Reproduce the records below exactly as they appear.

※

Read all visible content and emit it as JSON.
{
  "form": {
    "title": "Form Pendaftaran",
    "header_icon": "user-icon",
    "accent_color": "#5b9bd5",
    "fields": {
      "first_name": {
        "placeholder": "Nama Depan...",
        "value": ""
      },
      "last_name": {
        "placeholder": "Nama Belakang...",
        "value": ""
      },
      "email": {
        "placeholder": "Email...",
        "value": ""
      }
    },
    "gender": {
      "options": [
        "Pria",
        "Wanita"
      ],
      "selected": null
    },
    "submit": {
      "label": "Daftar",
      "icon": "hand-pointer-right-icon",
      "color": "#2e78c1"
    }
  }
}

※

*Response to this task*
Read all visible content and emit it as JSON.
{
  "form": {
    "title": "Form Pendaftaran",
    "header_icon": "user-icon",
    "accent_color": "#5b9bd5",
    "fields": {
      "first_name": {
        "placeholder": "Nama Depan...",
        "value": ""
      },
      "last_name": {
        "placeholder": "Nama Belakang...",
        "value": ""
      },
      "email": {
        "placeholder": "Email...",
        "value": ""
      }
    },
    "gender": {
      "options": [
        "Pria",
        "Wanita"
      ],
      "selected": null
    },
    "submit": {
      "label": "Daftar",
      "icon": "hand-pointer-right-icon",
      "color": "#2e78c1"
    }
  }
}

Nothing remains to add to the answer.